** start MATERIAL TO PROCESS **
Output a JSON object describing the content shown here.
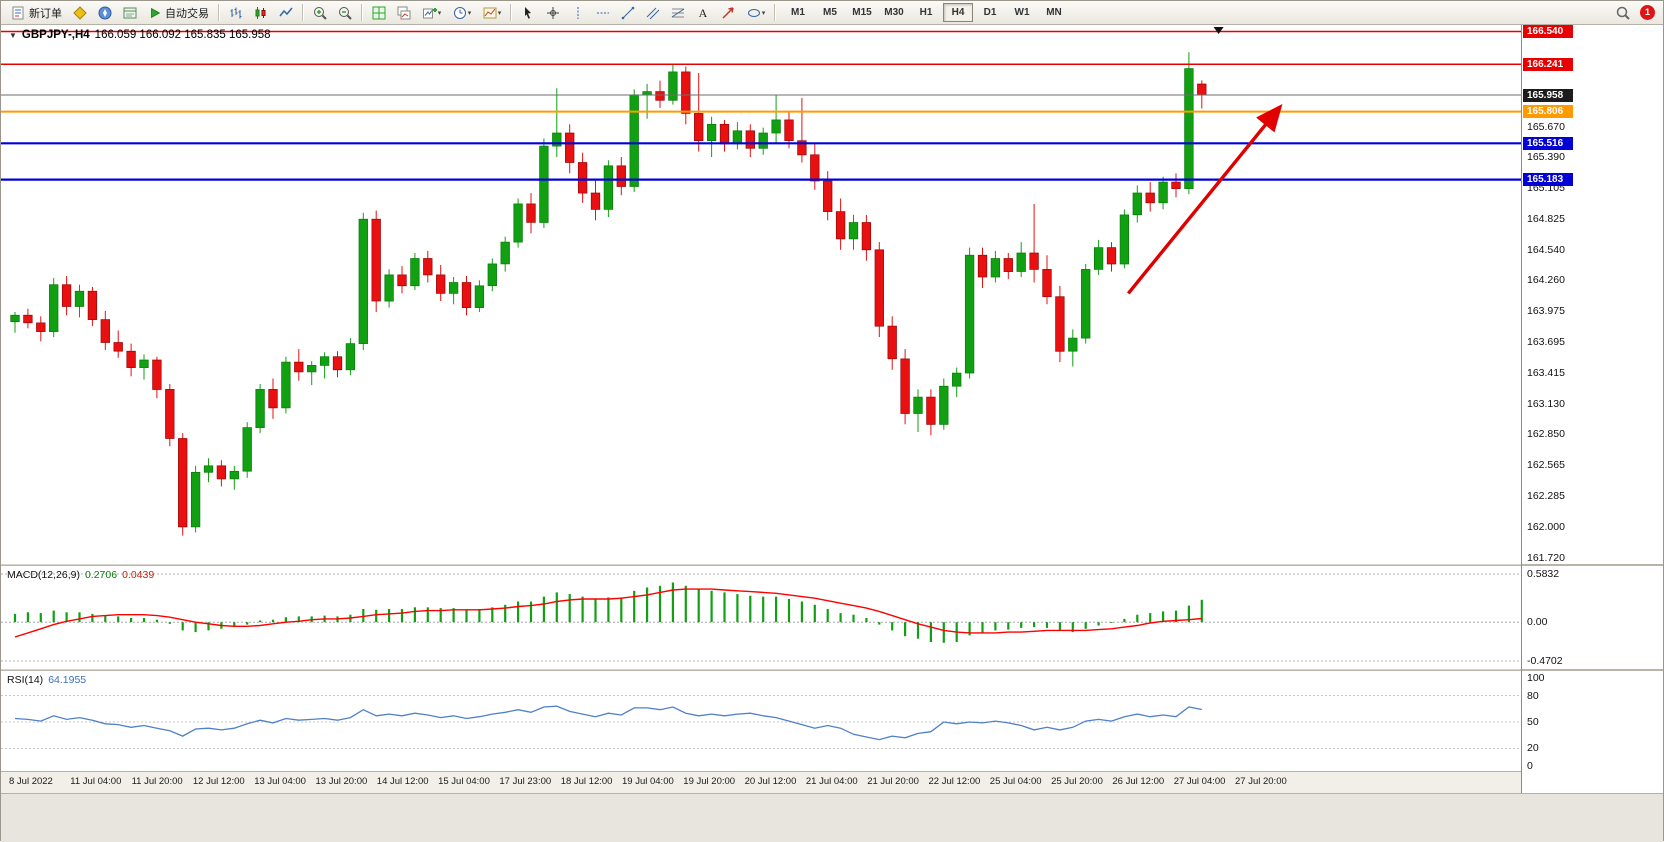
{
  "window": {
    "notification_count": "1"
  },
  "toolbar": {
    "new_order_label": "新订单",
    "auto_trading_label": "自动交易",
    "timeframes": [
      "M1",
      "M5",
      "M15",
      "M30",
      "H1",
      "H4",
      "D1",
      "W1",
      "MN"
    ],
    "active_timeframe": "H4",
    "icon_buttons": [
      "new-order",
      "market-watch",
      "navigator",
      "terminal",
      "auto-trading",
      "bar-chart",
      "candlestick-chart",
      "line-chart",
      "zoom-in",
      "zoom-out",
      "tile-windows",
      "cascade-windows",
      "indicators",
      "periods",
      "templates",
      "cursor",
      "crosshair",
      "vertical-line",
      "horizontal-line",
      "trendline",
      "channel",
      "fibonacci",
      "text",
      "arrows",
      "shapes",
      "search"
    ]
  },
  "chart": {
    "title_symbol": "GBPJPY-,H4",
    "title_ohlc": "166.059 166.092 165.835 165.958",
    "macd_label": "MACD(12,26,9)",
    "macd_values": {
      "main": "0.2706",
      "signal": "0.0439"
    },
    "rsi_label": "RSI(14)",
    "rsi_value": "64.1955",
    "price_ticks": [
      "165.670",
      "165.390",
      "165.105",
      "164.825",
      "164.540",
      "164.260",
      "163.975",
      "163.695",
      "163.415",
      "163.130",
      "162.850",
      "162.565",
      "162.285",
      "162.000",
      "161.720"
    ],
    "level_tags": [
      {
        "label": "166.540",
        "price": 166.54,
        "line_color": "#e80000",
        "line_width": 1.5,
        "tag_color": "#e80000"
      },
      {
        "label": "166.241",
        "price": 166.241,
        "line_color": "#e80000",
        "line_width": 1.5,
        "tag_color": "#e80000"
      },
      {
        "label": "165.958",
        "price": 165.958,
        "line_color": "#6e6e6e",
        "line_width": 1,
        "tag_color": "#1c1c1c"
      },
      {
        "label": "165.806",
        "price": 165.806,
        "line_color": "#ff9a00",
        "line_width": 2,
        "tag_color": "#ff9a00"
      },
      {
        "label": "165.516",
        "price": 165.516,
        "line_color": "#0202d6",
        "line_width": 2.2,
        "tag_color": "#0202d6"
      },
      {
        "label": "165.183",
        "price": 165.183,
        "line_color": "#0202d6",
        "line_width": 2.2,
        "tag_color": "#0202d6"
      }
    ],
    "macd_scale": [
      "0.5832",
      "0.00",
      "-0.4702"
    ],
    "rsi_scale": [
      "100",
      "80",
      "50",
      "20",
      "0"
    ],
    "time_labels": [
      "8 Jul 2022",
      "11 Jul 04:00",
      "11 Jul 20:00",
      "12 Jul 12:00",
      "13 Jul 04:00",
      "13 Jul 20:00",
      "14 Jul 12:00",
      "15 Jul 04:00",
      "17 Jul 23:00",
      "18 Jul 12:00",
      "19 Jul 04:00",
      "19 Jul 20:00",
      "20 Jul 12:00",
      "21 Jul 04:00",
      "21 Jul 20:00",
      "22 Jul 12:00",
      "25 Jul 04:00",
      "25 Jul 20:00",
      "26 Jul 12:00",
      "27 Jul 04:00",
      "27 Jul 20:00"
    ]
  },
  "chart_data": {
    "type": "candlestick",
    "symbol": "GBPJPY-",
    "timeframe": "H4",
    "title": "GBPJPY-,H4 166.059 166.092 165.835 165.958",
    "price_range": [
      161.66,
      166.6
    ],
    "ohlc": [
      [
        163.88,
        163.97,
        163.78,
        163.94
      ],
      [
        163.94,
        164.0,
        163.82,
        163.87
      ],
      [
        163.87,
        163.93,
        163.7,
        163.79
      ],
      [
        163.79,
        164.28,
        163.74,
        164.22
      ],
      [
        164.22,
        164.3,
        163.94,
        164.02
      ],
      [
        164.02,
        164.22,
        163.92,
        164.16
      ],
      [
        164.16,
        164.2,
        163.84,
        163.9
      ],
      [
        163.9,
        163.98,
        163.62,
        163.69
      ],
      [
        163.69,
        163.8,
        163.55,
        163.61
      ],
      [
        163.61,
        163.68,
        163.38,
        163.46
      ],
      [
        163.46,
        163.58,
        163.35,
        163.53
      ],
      [
        163.53,
        163.56,
        163.18,
        163.26
      ],
      [
        163.26,
        163.31,
        162.74,
        162.81
      ],
      [
        162.81,
        162.86,
        161.92,
        162.0
      ],
      [
        162.0,
        162.56,
        161.95,
        162.5
      ],
      [
        162.5,
        162.63,
        162.41,
        162.56
      ],
      [
        162.56,
        162.61,
        162.37,
        162.44
      ],
      [
        162.44,
        162.56,
        162.34,
        162.51
      ],
      [
        162.51,
        162.96,
        162.45,
        162.91
      ],
      [
        162.91,
        163.31,
        162.86,
        163.26
      ],
      [
        163.26,
        163.36,
        162.99,
        163.09
      ],
      [
        163.09,
        163.56,
        163.04,
        163.51
      ],
      [
        163.51,
        163.63,
        163.34,
        163.42
      ],
      [
        163.42,
        163.52,
        163.3,
        163.48
      ],
      [
        163.48,
        163.6,
        163.36,
        163.56
      ],
      [
        163.56,
        163.61,
        163.37,
        163.44
      ],
      [
        163.44,
        163.73,
        163.39,
        163.68
      ],
      [
        163.68,
        164.88,
        163.62,
        164.82
      ],
      [
        164.82,
        164.9,
        163.97,
        164.07
      ],
      [
        164.07,
        164.36,
        164.01,
        164.31
      ],
      [
        164.31,
        164.39,
        164.14,
        164.21
      ],
      [
        164.21,
        164.51,
        164.17,
        164.46
      ],
      [
        164.46,
        164.53,
        164.24,
        164.31
      ],
      [
        164.31,
        164.4,
        164.07,
        164.14
      ],
      [
        164.14,
        164.29,
        164.04,
        164.24
      ],
      [
        164.24,
        164.3,
        163.94,
        164.01
      ],
      [
        164.01,
        164.26,
        163.97,
        164.21
      ],
      [
        164.21,
        164.46,
        164.16,
        164.41
      ],
      [
        164.41,
        164.66,
        164.34,
        164.61
      ],
      [
        164.61,
        165.01,
        164.56,
        164.96
      ],
      [
        164.96,
        165.06,
        164.69,
        164.79
      ],
      [
        164.79,
        165.56,
        164.74,
        165.49
      ],
      [
        165.49,
        166.02,
        165.39,
        165.61
      ],
      [
        165.61,
        165.69,
        165.24,
        165.34
      ],
      [
        165.34,
        165.43,
        164.97,
        165.06
      ],
      [
        165.06,
        165.19,
        164.81,
        164.91
      ],
      [
        164.91,
        165.36,
        164.84,
        165.31
      ],
      [
        165.31,
        165.39,
        165.04,
        165.12
      ],
      [
        165.12,
        166.01,
        165.07,
        165.96
      ],
      [
        165.96,
        166.06,
        165.74,
        165.99
      ],
      [
        165.99,
        166.09,
        165.84,
        165.91
      ],
      [
        165.91,
        166.24,
        165.87,
        166.17
      ],
      [
        166.17,
        166.22,
        165.69,
        165.79
      ],
      [
        165.79,
        166.16,
        165.44,
        165.54
      ],
      [
        165.54,
        165.76,
        165.39,
        165.69
      ],
      [
        165.69,
        165.73,
        165.44,
        165.51
      ],
      [
        165.51,
        165.71,
        165.46,
        165.63
      ],
      [
        165.63,
        165.69,
        165.39,
        165.47
      ],
      [
        165.47,
        165.66,
        165.41,
        165.61
      ],
      [
        165.61,
        165.96,
        165.51,
        165.73
      ],
      [
        165.73,
        165.81,
        165.47,
        165.54
      ],
      [
        165.54,
        165.93,
        165.34,
        165.41
      ],
      [
        165.41,
        165.51,
        165.09,
        165.17
      ],
      [
        165.17,
        165.26,
        164.81,
        164.89
      ],
      [
        164.89,
        165.01,
        164.54,
        164.64
      ],
      [
        164.64,
        164.86,
        164.54,
        164.79
      ],
      [
        164.79,
        164.86,
        164.44,
        164.54
      ],
      [
        164.54,
        164.61,
        163.74,
        163.84
      ],
      [
        163.84,
        163.93,
        163.44,
        163.54
      ],
      [
        163.54,
        163.63,
        162.94,
        163.04
      ],
      [
        163.04,
        163.26,
        162.87,
        163.19
      ],
      [
        163.19,
        163.26,
        162.84,
        162.94
      ],
      [
        162.94,
        163.36,
        162.89,
        163.29
      ],
      [
        163.29,
        163.46,
        163.19,
        163.41
      ],
      [
        163.41,
        164.56,
        163.36,
        164.49
      ],
      [
        164.49,
        164.56,
        164.19,
        164.29
      ],
      [
        164.29,
        164.53,
        164.24,
        164.46
      ],
      [
        164.46,
        164.51,
        164.27,
        164.34
      ],
      [
        164.34,
        164.61,
        164.29,
        164.51
      ],
      [
        164.51,
        164.96,
        164.24,
        164.36
      ],
      [
        164.36,
        164.49,
        164.04,
        164.11
      ],
      [
        164.11,
        164.21,
        163.51,
        163.61
      ],
      [
        163.61,
        163.81,
        163.47,
        163.73
      ],
      [
        163.73,
        164.41,
        163.68,
        164.36
      ],
      [
        164.36,
        164.63,
        164.31,
        164.56
      ],
      [
        164.56,
        164.61,
        164.34,
        164.41
      ],
      [
        164.41,
        164.91,
        164.37,
        164.86
      ],
      [
        164.86,
        165.13,
        164.79,
        165.06
      ],
      [
        165.06,
        165.16,
        164.89,
        164.97
      ],
      [
        164.97,
        165.21,
        164.91,
        165.16
      ],
      [
        165.16,
        165.24,
        165.02,
        165.1
      ],
      [
        165.1,
        166.35,
        165.05,
        166.2
      ],
      [
        166.059,
        166.092,
        165.835,
        165.958
      ]
    ],
    "indicators": [
      {
        "name": "MACD(12,26,9)",
        "type": "histogram_line",
        "current_main": 0.2706,
        "current_signal": 0.0439,
        "range": [
          -0.4702,
          0.5832
        ],
        "histogram": [
          0.1,
          0.12,
          0.11,
          0.14,
          0.12,
          0.12,
          0.1,
          0.08,
          0.07,
          0.05,
          0.05,
          0.03,
          -0.02,
          -0.1,
          -0.12,
          -0.1,
          -0.08,
          -0.06,
          -0.03,
          0.02,
          0.03,
          0.06,
          0.07,
          0.07,
          0.08,
          0.07,
          0.09,
          0.16,
          0.15,
          0.16,
          0.16,
          0.18,
          0.18,
          0.17,
          0.17,
          0.15,
          0.16,
          0.18,
          0.21,
          0.25,
          0.25,
          0.31,
          0.36,
          0.34,
          0.31,
          0.28,
          0.3,
          0.3,
          0.38,
          0.42,
          0.44,
          0.48,
          0.44,
          0.4,
          0.38,
          0.36,
          0.34,
          0.32,
          0.31,
          0.31,
          0.28,
          0.25,
          0.21,
          0.16,
          0.11,
          0.09,
          0.05,
          -0.03,
          -0.1,
          -0.17,
          -0.2,
          -0.24,
          -0.25,
          -0.24,
          -0.16,
          -0.13,
          -0.1,
          -0.09,
          -0.07,
          -0.06,
          -0.07,
          -0.1,
          -0.12,
          -0.08,
          -0.04,
          -0.01,
          0.04,
          0.09,
          0.11,
          0.13,
          0.14,
          0.2,
          0.2706
        ],
        "signal": [
          -0.18,
          -0.13,
          -0.08,
          -0.03,
          0.01,
          0.04,
          0.07,
          0.08,
          0.09,
          0.09,
          0.09,
          0.08,
          0.06,
          0.03,
          0.0,
          -0.02,
          -0.04,
          -0.05,
          -0.05,
          -0.04,
          -0.02,
          0.0,
          0.01,
          0.03,
          0.04,
          0.04,
          0.05,
          0.07,
          0.09,
          0.1,
          0.11,
          0.13,
          0.14,
          0.14,
          0.15,
          0.15,
          0.15,
          0.16,
          0.17,
          0.19,
          0.2,
          0.22,
          0.25,
          0.27,
          0.28,
          0.28,
          0.28,
          0.29,
          0.31,
          0.33,
          0.36,
          0.39,
          0.4,
          0.4,
          0.4,
          0.39,
          0.38,
          0.37,
          0.36,
          0.35,
          0.33,
          0.31,
          0.29,
          0.26,
          0.23,
          0.2,
          0.17,
          0.13,
          0.08,
          0.03,
          -0.02,
          -0.06,
          -0.1,
          -0.12,
          -0.13,
          -0.13,
          -0.13,
          -0.12,
          -0.12,
          -0.11,
          -0.1,
          -0.1,
          -0.1,
          -0.1,
          -0.09,
          -0.08,
          -0.06,
          -0.04,
          -0.01,
          0.01,
          0.02,
          0.03,
          0.0439
        ]
      },
      {
        "name": "RSI(14)",
        "type": "line",
        "current": 64.1955,
        "range": [
          0,
          100
        ],
        "levels": [
          80,
          50,
          20
        ],
        "values": [
          54,
          53,
          51,
          57,
          53,
          55,
          52,
          48,
          47,
          44,
          46,
          43,
          40,
          34,
          42,
          43,
          41,
          43,
          48,
          52,
          49,
          54,
          52,
          53,
          54,
          52,
          55,
          64,
          57,
          59,
          57,
          60,
          58,
          55,
          57,
          54,
          56,
          59,
          61,
          64,
          61,
          67,
          68,
          62,
          59,
          56,
          60,
          58,
          66,
          66,
          64,
          67,
          60,
          57,
          59,
          57,
          59,
          60,
          57,
          55,
          51,
          47,
          43,
          46,
          43,
          36,
          33,
          30,
          34,
          32,
          37,
          39,
          50,
          48,
          50,
          49,
          51,
          49,
          46,
          41,
          44,
          41,
          44,
          51,
          53,
          51,
          56,
          59,
          56,
          58,
          56,
          67,
          64.1955
        ]
      }
    ],
    "annotations": {
      "trend_arrow": {
        "from_bar": 86.3,
        "from_price": 164.14,
        "to_bar": 98.0,
        "to_price": 165.84
      },
      "top_marker_bar": 93.3
    },
    "colors": {
      "up": "#10a012",
      "down": "#e81010",
      "up_border": "#067a08",
      "down_border": "#990505",
      "macd_hist": "#10a012",
      "macd_signal": "#ff0000",
      "rsi": "#4f81c7",
      "arrow": "#e00000"
    }
  }
}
** end MATERIAL TO PROCESS **
## [WHAT YOU NEED TO DO]
Identify the lines of the data that contain the word "GBPJPY". Copy each of them.

## [ANSWER FOR THE TASK]
    "title_symbol": "GBPJPY-,H4",
    "symbol": "GBPJPY-",
    "title": "GBPJPY-,H4 166.059 166.092 165.835 165.958",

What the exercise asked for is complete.